▸ **INPUT ROWS**
+ + + + +
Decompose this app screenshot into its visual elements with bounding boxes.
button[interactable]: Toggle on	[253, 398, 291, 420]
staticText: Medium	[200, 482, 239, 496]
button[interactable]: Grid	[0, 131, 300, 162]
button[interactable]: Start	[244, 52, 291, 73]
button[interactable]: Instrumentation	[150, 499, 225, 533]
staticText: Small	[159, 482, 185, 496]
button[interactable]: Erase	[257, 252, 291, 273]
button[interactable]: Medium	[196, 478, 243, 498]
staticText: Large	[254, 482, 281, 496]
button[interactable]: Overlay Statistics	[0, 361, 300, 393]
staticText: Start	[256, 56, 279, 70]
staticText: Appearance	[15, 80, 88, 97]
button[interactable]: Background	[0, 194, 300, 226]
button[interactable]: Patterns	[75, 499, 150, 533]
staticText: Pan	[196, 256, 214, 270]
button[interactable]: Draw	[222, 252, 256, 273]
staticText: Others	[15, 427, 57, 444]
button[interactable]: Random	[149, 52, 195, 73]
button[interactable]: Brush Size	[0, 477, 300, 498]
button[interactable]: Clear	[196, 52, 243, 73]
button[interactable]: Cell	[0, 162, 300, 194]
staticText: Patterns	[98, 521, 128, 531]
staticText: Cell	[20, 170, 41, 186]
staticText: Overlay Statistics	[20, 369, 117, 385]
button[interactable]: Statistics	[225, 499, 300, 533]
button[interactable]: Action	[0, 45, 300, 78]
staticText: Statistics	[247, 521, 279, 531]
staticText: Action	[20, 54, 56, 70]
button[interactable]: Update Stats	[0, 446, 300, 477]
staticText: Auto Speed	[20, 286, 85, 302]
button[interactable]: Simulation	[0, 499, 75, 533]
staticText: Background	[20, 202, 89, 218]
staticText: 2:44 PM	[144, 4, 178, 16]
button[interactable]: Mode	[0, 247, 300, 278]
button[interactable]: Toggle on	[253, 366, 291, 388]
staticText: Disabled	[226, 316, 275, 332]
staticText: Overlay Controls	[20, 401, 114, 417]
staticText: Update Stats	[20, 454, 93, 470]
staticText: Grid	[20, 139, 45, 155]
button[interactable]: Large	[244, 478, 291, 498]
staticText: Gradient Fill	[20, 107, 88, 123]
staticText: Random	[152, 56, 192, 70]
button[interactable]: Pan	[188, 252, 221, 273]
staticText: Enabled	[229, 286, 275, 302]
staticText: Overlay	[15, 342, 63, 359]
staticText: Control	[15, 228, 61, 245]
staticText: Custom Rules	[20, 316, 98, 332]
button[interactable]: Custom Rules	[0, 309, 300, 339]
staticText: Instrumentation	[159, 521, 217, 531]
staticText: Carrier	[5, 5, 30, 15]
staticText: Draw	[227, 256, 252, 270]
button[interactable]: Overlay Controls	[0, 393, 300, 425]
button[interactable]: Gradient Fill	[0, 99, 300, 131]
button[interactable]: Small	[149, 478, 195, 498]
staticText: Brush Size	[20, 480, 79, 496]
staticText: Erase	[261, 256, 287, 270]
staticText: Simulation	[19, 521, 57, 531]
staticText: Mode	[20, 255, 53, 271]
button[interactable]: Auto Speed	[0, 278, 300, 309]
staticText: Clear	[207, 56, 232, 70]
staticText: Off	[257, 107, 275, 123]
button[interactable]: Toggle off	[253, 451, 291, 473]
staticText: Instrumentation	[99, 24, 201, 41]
+ + + + +
▸ **YOUR GOAL**
Rewrite the records above, swapping "Brush Size" for "Pen Size" wherever it occurs and leaving every other line unchanged.

▸ **EXERCISE RESULT**
Decompose this app screenshot into its visual elements with bounding boxes.
button[interactable]: Toggle on	[253, 398, 291, 420]
staticText: Medium	[200, 482, 239, 496]
button[interactable]: Grid	[0, 131, 300, 162]
button[interactable]: Start	[244, 52, 291, 73]
button[interactable]: Instrumentation	[150, 499, 225, 533]
staticText: Small	[159, 482, 185, 496]
button[interactable]: Erase	[257, 252, 291, 273]
button[interactable]: Medium	[196, 478, 243, 498]
staticText: Large	[254, 482, 281, 496]
button[interactable]: Overlay Statistics	[0, 361, 300, 393]
staticText: Start	[256, 56, 279, 70]
staticText: Appearance	[15, 80, 88, 97]
button[interactable]: Background	[0, 194, 300, 226]
button[interactable]: Patterns	[75, 499, 150, 533]
staticText: Pan	[196, 256, 214, 270]
button[interactable]: Draw	[222, 252, 256, 273]
staticText: Others	[15, 427, 57, 444]
button[interactable]: Random	[149, 52, 195, 73]
button[interactable]: Pen Size	[0, 477, 300, 498]
button[interactable]: Clear	[196, 52, 243, 73]
button[interactable]: Cell	[0, 162, 300, 194]
staticText: Patterns	[98, 521, 128, 531]
staticText: Cell	[20, 170, 41, 186]
staticText: Overlay Statistics	[20, 369, 117, 385]
button[interactable]: Statistics	[225, 499, 300, 533]
button[interactable]: Action	[0, 45, 300, 78]
staticText: Statistics	[247, 521, 279, 531]
staticText: Action	[20, 54, 56, 70]
button[interactable]: Update Stats	[0, 446, 300, 477]
staticText: Auto Speed	[20, 286, 85, 302]
button[interactable]: Simulation	[0, 499, 75, 533]
staticText: Background	[20, 202, 89, 218]
staticText: 2:44 PM	[144, 4, 178, 16]
button[interactable]: Mode	[0, 247, 300, 278]
button[interactable]: Toggle on	[253, 366, 291, 388]
staticText: Disabled	[226, 316, 275, 332]
staticText: Overlay Controls	[20, 401, 114, 417]
staticText: Update Stats	[20, 454, 93, 470]
staticText: Grid	[20, 139, 45, 155]
button[interactable]: Large	[244, 478, 291, 498]
staticText: Gradient Fill	[20, 107, 88, 123]
staticText: Random	[152, 56, 192, 70]
button[interactable]: Pan	[188, 252, 221, 273]
staticText: Enabled	[229, 286, 275, 302]
staticText: Overlay	[15, 342, 63, 359]
staticText: Control	[15, 228, 61, 245]
staticText: Custom Rules	[20, 316, 98, 332]
button[interactable]: Custom Rules	[0, 309, 300, 339]
staticText: Instrumentation	[159, 521, 217, 531]
staticText: Carrier	[5, 5, 30, 15]
staticText: Draw	[227, 256, 252, 270]
button[interactable]: Overlay Controls	[0, 393, 300, 425]
button[interactable]: Gradient Fill	[0, 99, 300, 131]
button[interactable]: Small	[149, 478, 195, 498]
staticText: Pen Size	[20, 480, 79, 496]
staticText: Erase	[261, 256, 287, 270]
staticText: Simulation	[19, 521, 57, 531]
staticText: Mode	[20, 255, 53, 271]
button[interactable]: Auto Speed	[0, 278, 300, 309]
staticText: Clear	[207, 56, 232, 70]
staticText: Off	[257, 107, 275, 123]
button[interactable]: Toggle off	[253, 451, 291, 473]
staticText: Instrumentation	[99, 24, 201, 41]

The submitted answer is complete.